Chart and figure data
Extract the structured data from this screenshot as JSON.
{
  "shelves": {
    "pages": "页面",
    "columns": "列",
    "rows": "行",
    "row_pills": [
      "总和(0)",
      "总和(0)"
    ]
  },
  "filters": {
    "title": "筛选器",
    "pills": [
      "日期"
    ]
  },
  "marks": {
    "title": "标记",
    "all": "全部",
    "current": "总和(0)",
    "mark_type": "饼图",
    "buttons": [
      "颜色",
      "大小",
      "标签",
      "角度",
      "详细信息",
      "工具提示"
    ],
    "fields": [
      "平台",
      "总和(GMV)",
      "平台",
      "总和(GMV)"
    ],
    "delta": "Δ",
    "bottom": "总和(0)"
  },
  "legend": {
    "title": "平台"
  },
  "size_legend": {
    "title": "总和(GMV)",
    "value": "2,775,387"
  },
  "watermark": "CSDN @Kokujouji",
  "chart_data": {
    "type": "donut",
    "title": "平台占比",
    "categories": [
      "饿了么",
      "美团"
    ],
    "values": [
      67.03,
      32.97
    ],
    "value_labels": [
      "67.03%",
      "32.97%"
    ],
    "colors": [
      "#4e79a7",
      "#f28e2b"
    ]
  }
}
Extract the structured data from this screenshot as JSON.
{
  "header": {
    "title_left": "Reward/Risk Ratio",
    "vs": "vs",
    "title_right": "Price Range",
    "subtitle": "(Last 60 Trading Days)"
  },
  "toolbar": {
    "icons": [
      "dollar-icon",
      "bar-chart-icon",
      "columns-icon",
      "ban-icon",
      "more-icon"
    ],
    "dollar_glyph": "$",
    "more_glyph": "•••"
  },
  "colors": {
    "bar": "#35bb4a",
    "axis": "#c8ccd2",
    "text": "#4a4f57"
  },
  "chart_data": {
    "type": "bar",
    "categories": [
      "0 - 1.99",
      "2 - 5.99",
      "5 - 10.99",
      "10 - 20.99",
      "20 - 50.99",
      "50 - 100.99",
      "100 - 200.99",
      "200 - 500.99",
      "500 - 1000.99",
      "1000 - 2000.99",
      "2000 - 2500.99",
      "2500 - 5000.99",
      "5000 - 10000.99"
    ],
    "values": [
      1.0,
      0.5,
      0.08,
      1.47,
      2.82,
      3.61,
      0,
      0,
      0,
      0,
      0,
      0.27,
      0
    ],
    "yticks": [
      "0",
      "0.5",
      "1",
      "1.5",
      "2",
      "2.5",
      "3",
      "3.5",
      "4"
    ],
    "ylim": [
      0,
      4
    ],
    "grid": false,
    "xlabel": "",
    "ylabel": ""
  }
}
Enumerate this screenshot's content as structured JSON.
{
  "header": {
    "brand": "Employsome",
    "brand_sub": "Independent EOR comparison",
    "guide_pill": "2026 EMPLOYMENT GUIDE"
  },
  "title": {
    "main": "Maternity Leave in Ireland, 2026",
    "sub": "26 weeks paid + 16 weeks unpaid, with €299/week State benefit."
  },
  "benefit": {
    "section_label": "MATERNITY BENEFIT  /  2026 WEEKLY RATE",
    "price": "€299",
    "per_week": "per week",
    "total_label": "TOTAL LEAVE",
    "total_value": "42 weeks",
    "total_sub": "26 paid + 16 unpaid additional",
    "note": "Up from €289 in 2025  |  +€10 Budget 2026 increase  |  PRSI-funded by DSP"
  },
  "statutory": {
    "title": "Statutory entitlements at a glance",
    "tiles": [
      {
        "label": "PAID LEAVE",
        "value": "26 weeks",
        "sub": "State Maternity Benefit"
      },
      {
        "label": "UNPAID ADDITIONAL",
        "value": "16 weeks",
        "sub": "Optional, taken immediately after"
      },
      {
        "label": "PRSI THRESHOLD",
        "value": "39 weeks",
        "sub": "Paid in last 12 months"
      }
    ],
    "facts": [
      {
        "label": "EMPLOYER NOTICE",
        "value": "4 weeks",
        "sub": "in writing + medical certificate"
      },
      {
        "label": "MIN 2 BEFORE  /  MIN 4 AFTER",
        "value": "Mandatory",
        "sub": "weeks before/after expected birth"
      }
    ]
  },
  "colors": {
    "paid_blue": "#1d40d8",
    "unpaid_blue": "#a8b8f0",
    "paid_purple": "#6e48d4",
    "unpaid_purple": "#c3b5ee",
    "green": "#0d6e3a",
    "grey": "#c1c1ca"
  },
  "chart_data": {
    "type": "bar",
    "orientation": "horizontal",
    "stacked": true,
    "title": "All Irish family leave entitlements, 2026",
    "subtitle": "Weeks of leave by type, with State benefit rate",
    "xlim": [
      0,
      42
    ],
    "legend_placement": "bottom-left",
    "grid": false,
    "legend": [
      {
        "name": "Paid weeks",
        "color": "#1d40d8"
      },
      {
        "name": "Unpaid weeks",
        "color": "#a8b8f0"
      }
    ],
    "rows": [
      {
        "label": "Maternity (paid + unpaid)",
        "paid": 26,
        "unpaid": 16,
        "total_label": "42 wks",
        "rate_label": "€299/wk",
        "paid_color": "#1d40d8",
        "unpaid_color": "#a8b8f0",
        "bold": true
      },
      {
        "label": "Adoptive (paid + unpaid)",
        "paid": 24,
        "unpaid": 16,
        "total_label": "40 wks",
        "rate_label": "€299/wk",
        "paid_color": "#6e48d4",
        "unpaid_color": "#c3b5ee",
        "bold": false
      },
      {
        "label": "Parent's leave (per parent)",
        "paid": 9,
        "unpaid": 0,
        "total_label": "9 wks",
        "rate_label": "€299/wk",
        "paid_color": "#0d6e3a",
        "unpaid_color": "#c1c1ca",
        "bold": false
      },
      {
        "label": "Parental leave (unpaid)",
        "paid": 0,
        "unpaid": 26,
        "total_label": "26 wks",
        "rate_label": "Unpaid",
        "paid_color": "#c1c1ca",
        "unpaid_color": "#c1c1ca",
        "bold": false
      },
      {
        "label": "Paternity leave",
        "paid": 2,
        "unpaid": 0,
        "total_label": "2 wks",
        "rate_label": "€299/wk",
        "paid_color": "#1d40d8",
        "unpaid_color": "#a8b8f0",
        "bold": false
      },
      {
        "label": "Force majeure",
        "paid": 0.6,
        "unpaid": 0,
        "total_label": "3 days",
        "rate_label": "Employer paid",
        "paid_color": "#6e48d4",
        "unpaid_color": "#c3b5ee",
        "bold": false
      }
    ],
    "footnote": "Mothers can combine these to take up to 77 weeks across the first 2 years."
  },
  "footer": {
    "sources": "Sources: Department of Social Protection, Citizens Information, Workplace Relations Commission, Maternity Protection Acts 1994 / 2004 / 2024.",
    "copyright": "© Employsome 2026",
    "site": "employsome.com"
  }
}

◆ Direction ◆
Transcribe every entry verbatim.

◆ Expected answer ◆
Extract the structured data from this screenshot as JSON.
{
  "shelves": {
    "pages": "页面",
    "columns": "列",
    "rows": "行",
    "row_pills": [
      "总和(0)",
      "总和(0)"
    ]
  },
  "filters": {
    "title": "筛选器",
    "pills": [
      "日期"
    ]
  },
  "marks": {
    "title": "标记",
    "all": "全部",
    "current": "总和(0)",
    "mark_type": "饼图",
    "buttons": [
      "颜色",
      "大小",
      "标签",
      "角度",
      "详细信息",
      "工具提示"
    ],
    "fields": [
      "平台",
      "总和(GMV)",
      "平台",
      "总和(GMV)"
    ],
    "delta": "Δ",
    "bottom": "总和(0)"
  },
  "legend": {
    "title": "平台"
  },
  "size_legend": {
    "title": "总和(GMV)",
    "value": "2,775,387"
  },
  "watermark": "CSDN @Kokujouji",
  "chart_data": {
    "type": "donut",
    "title": "平台占比",
    "categories": [
      "饿了么",
      "美团"
    ],
    "values": [
      67.03,
      32.97
    ],
    "value_labels": [
      "67.03%",
      "32.97%"
    ],
    "colors": [
      "#4e79a7",
      "#f28e2b"
    ]
  }
}
Extract the structured data from this screenshot as JSON.
{
  "header": {
    "title_left": "Reward/Risk Ratio",
    "vs": "vs",
    "title_right": "Price Range",
    "subtitle": "(Last 60 Trading Days)"
  },
  "toolbar": {
    "icons": [
      "dollar-icon",
      "bar-chart-icon",
      "columns-icon",
      "ban-icon",
      "more-icon"
    ],
    "dollar_glyph": "$",
    "more_glyph": "•••"
  },
  "colors": {
    "bar": "#35bb4a",
    "axis": "#c8ccd2",
    "text": "#4a4f57"
  },
  "chart_data": {
    "type": "bar",
    "categories": [
      "0 - 1.99",
      "2 - 5.99",
      "5 - 10.99",
      "10 - 20.99",
      "20 - 50.99",
      "50 - 100.99",
      "100 - 200.99",
      "200 - 500.99",
      "500 - 1000.99",
      "1000 - 2000.99",
      "2000 - 2500.99",
      "2500 - 5000.99",
      "5000 - 10000.99"
    ],
    "values": [
      1.0,
      0.5,
      0.08,
      1.47,
      2.82,
      3.61,
      0,
      0,
      0,
      0,
      0,
      0.27,
      0
    ],
    "yticks": [
      "0",
      "0.5",
      "1",
      "1.5",
      "2",
      "2.5",
      "3",
      "3.5",
      "4"
    ],
    "ylim": [
      0,
      4
    ],
    "grid": false,
    "xlabel": "",
    "ylabel": ""
  }
}
Enumerate this screenshot's content as structured JSON.
{
  "header": {
    "brand": "Employsome",
    "brand_sub": "Independent EOR comparison",
    "guide_pill": "2026 EMPLOYMENT GUIDE"
  },
  "title": {
    "main": "Maternity Leave in Ireland, 2026",
    "sub": "26 weeks paid + 16 weeks unpaid, with €299/week State benefit."
  },
  "benefit": {
    "section_label": "MATERNITY BENEFIT  /  2026 WEEKLY RATE",
    "price": "€299",
    "per_week": "per week",
    "total_label": "TOTAL LEAVE",
    "total_value": "42 weeks",
    "total_sub": "26 paid + 16 unpaid additional",
    "note": "Up from €289 in 2025  |  +€10 Budget 2026 increase  |  PRSI-funded by DSP"
  },
  "statutory": {
    "title": "Statutory entitlements at a glance",
    "tiles": [
      {
        "label": "PAID LEAVE",
        "value": "26 weeks",
        "sub": "State Maternity Benefit"
      },
      {
        "label": "UNPAID ADDITIONAL",
        "value": "16 weeks",
        "sub": "Optional, taken immediately after"
      },
      {
        "label": "PRSI THRESHOLD",
        "value": "39 weeks",
        "sub": "Paid in last 12 months"
      }
    ],
    "facts": [
      {
        "label": "EMPLOYER NOTICE",
        "value": "4 weeks",
        "sub": "in writing + medical certificate"
      },
      {
        "label": "MIN 2 BEFORE  /  MIN 4 AFTER",
        "value": "Mandatory",
        "sub": "weeks before/after expected birth"
      }
    ]
  },
  "colors": {
    "paid_blue": "#1d40d8",
    "unpaid_blue": "#a8b8f0",
    "paid_purple": "#6e48d4",
    "unpaid_purple": "#c3b5ee",
    "green": "#0d6e3a",
    "grey": "#c1c1ca"
  },
  "chart_data": {
    "type": "bar",
    "orientation": "horizontal",
    "stacked": true,
    "title": "All Irish family leave entitlements, 2026",
    "subtitle": "Weeks of leave by type, with State benefit rate",
    "xlim": [
      0,
      42
    ],
    "legend_placement": "bottom-left",
    "grid": false,
    "legend": [
      {
        "name": "Paid weeks",
        "color": "#1d40d8"
      },
      {
        "name": "Unpaid weeks",
        "color": "#a8b8f0"
      }
    ],
    "rows": [
      {
        "label": "Maternity (paid + unpaid)",
        "paid": 26,
        "unpaid": 16,
        "total_label": "42 wks",
        "rate_label": "€299/wk",
        "paid_color": "#1d40d8",
        "unpaid_color": "#a8b8f0",
        "bold": true
      },
      {
        "label": "Adoptive (paid + unpaid)",
        "paid": 24,
        "unpaid": 16,
        "total_label": "40 wks",
        "rate_label": "€299/wk",
        "paid_color": "#6e48d4",
        "unpaid_color": "#c3b5ee",
        "bold": false
      },
      {
        "label": "Parent's leave (per parent)",
        "paid": 9,
        "unpaid": 0,
        "total_label": "9 wks",
        "rate_label": "€299/wk",
        "paid_color": "#0d6e3a",
        "unpaid_color": "#c1c1ca",
        "bold": false
      },
      {
        "label": "Parental leave (unpaid)",
        "paid": 0,
        "unpaid": 26,
        "total_label": "26 wks",
        "rate_label": "Unpaid",
        "paid_color": "#c1c1ca",
        "unpaid_color": "#c1c1ca",
        "bold": false
      },
      {
        "label": "Paternity leave",
        "paid": 2,
        "unpaid": 0,
        "total_label": "2 wks",
        "rate_label": "€299/wk",
        "paid_color": "#1d40d8",
        "unpaid_color": "#a8b8f0",
        "bold": false
      },
      {
        "label": "Force majeure",
        "paid": 0.6,
        "unpaid": 0,
        "total_label": "3 days",
        "rate_label": "Employer paid",
        "paid_color": "#6e48d4",
        "unpaid_color": "#c3b5ee",
        "bold": false
      }
    ],
    "footnote": "Mothers can combine these to take up to 77 weeks across the first 2 years."
  },
  "footer": {
    "sources": "Sources: Department of Social Protection, Citizens Information, Workplace Relations Commission, Maternity Protection Acts 1994 / 2004 / 2024.",
    "copyright": "© Employsome 2026",
    "site": "employsome.com"
  }
}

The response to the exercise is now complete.